→ **Given exercise**: Below are records to be output exactly, every one of them.

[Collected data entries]
##########

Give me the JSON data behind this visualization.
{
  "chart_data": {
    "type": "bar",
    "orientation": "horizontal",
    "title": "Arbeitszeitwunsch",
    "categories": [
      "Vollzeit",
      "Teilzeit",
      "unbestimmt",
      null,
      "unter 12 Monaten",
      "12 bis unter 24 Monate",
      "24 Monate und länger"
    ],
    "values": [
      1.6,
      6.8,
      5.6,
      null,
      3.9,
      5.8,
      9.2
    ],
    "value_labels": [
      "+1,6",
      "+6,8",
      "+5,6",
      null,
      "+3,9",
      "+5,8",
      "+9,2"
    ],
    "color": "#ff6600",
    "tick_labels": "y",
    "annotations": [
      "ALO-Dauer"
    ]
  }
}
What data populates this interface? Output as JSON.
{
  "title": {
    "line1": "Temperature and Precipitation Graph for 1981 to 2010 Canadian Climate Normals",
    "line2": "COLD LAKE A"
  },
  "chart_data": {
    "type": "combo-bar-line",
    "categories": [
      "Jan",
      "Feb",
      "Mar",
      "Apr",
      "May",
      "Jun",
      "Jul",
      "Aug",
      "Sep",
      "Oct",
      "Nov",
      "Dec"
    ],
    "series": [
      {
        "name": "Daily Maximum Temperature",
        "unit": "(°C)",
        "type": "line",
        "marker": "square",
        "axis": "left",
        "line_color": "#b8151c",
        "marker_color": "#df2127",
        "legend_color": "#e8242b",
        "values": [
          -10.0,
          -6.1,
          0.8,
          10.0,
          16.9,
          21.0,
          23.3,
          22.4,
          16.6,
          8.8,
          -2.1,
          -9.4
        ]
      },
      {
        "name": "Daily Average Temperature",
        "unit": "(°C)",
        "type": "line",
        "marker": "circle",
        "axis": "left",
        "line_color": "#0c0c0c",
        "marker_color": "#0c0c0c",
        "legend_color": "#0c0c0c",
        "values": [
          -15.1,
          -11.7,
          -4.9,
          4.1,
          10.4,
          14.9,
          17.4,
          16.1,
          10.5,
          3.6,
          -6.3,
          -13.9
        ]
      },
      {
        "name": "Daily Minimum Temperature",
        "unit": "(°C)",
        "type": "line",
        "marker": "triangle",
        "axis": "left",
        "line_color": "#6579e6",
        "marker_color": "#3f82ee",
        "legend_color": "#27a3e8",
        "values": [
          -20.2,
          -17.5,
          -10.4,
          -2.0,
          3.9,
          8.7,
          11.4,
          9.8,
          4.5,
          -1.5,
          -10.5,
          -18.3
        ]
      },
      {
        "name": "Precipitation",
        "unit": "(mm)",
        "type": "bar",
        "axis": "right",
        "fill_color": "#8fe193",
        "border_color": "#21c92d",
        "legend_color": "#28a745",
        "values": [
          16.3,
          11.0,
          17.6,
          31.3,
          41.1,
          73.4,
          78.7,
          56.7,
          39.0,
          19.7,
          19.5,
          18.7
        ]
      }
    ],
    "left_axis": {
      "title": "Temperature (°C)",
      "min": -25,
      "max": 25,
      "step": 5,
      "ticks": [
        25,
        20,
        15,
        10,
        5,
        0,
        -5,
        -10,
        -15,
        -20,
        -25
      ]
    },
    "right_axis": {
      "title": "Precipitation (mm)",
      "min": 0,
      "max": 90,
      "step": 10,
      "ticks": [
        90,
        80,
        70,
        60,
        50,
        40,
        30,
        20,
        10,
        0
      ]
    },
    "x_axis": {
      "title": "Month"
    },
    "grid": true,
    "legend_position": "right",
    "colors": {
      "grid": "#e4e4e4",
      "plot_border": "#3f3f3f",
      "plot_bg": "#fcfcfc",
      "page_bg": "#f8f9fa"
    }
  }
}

##########

→ **Reply to the task**:
Give me the JSON data behind this visualization.
{
  "chart_data": {
    "type": "bar",
    "orientation": "horizontal",
    "title": "Arbeitszeitwunsch",
    "categories": [
      "Vollzeit",
      "Teilzeit",
      "unbestimmt",
      null,
      "unter 12 Monaten",
      "12 bis unter 24 Monate",
      "24 Monate und länger"
    ],
    "values": [
      1.6,
      6.8,
      5.6,
      null,
      3.9,
      5.8,
      9.2
    ],
    "value_labels": [
      "+1,6",
      "+6,8",
      "+5,6",
      null,
      "+3,9",
      "+5,8",
      "+9,2"
    ],
    "color": "#ff6600",
    "tick_labels": "y",
    "annotations": [
      "ALO-Dauer"
    ]
  }
}
What data populates this interface? Output as JSON.
{
  "title": {
    "line1": "Temperature and Precipitation Graph for 1981 to 2010 Canadian Climate Normals",
    "line2": "COLD LAKE A"
  },
  "chart_data": {
    "type": "combo-bar-line",
    "categories": [
      "Jan",
      "Feb",
      "Mar",
      "Apr",
      "May",
      "Jun",
      "Jul",
      "Aug",
      "Sep",
      "Oct",
      "Nov",
      "Dec"
    ],
    "series": [
      {
        "name": "Daily Maximum Temperature",
        "unit": "(°C)",
        "type": "line",
        "marker": "square",
        "axis": "left",
        "line_color": "#b8151c",
        "marker_color": "#df2127",
        "legend_color": "#e8242b",
        "values": [
          -10.0,
          -6.1,
          0.8,
          10.0,
          16.9,
          21.0,
          23.3,
          22.4,
          16.6,
          8.8,
          -2.1,
          -9.4
        ]
      },
      {
        "name": "Daily Average Temperature",
        "unit": "(°C)",
        "type": "line",
        "marker": "circle",
        "axis": "left",
        "line_color": "#0c0c0c",
        "marker_color": "#0c0c0c",
        "legend_color": "#0c0c0c",
        "values": [
          -15.1,
          -11.7,
          -4.9,
          4.1,
          10.4,
          14.9,
          17.4,
          16.1,
          10.5,
          3.6,
          -6.3,
          -13.9
        ]
      },
      {
        "name": "Daily Minimum Temperature",
        "unit": "(°C)",
        "type": "line",
        "marker": "triangle",
        "axis": "left",
        "line_color": "#6579e6",
        "marker_color": "#3f82ee",
        "legend_color": "#27a3e8",
        "values": [
          -20.2,
          -17.5,
          -10.4,
          -2.0,
          3.9,
          8.7,
          11.4,
          9.8,
          4.5,
          -1.5,
          -10.5,
          -18.3
        ]
      },
      {
        "name": "Precipitation",
        "unit": "(mm)",
        "type": "bar",
        "axis": "right",
        "fill_color": "#8fe193",
        "border_color": "#21c92d",
        "legend_color": "#28a745",
        "values": [
          16.3,
          11.0,
          17.6,
          31.3,
          41.1,
          73.4,
          78.7,
          56.7,
          39.0,
          19.7,
          19.5,
          18.7
        ]
      }
    ],
    "left_axis": {
      "title": "Temperature (°C)",
      "min": -25,
      "max": 25,
      "step": 5,
      "ticks": [
        25,
        20,
        15,
        10,
        5,
        0,
        -5,
        -10,
        -15,
        -20,
        -25
      ]
    },
    "right_axis": {
      "title": "Precipitation (mm)",
      "min": 0,
      "max": 90,
      "step": 10,
      "ticks": [
        90,
        80,
        70,
        60,
        50,
        40,
        30,
        20,
        10,
        0
      ]
    },
    "x_axis": {
      "title": "Month"
    },
    "grid": true,
    "legend_position": "right",
    "colors": {
      "grid": "#e4e4e4",
      "plot_border": "#3f3f3f",
      "plot_bg": "#fcfcfc",
      "page_bg": "#f8f9fa"
    }
  }
}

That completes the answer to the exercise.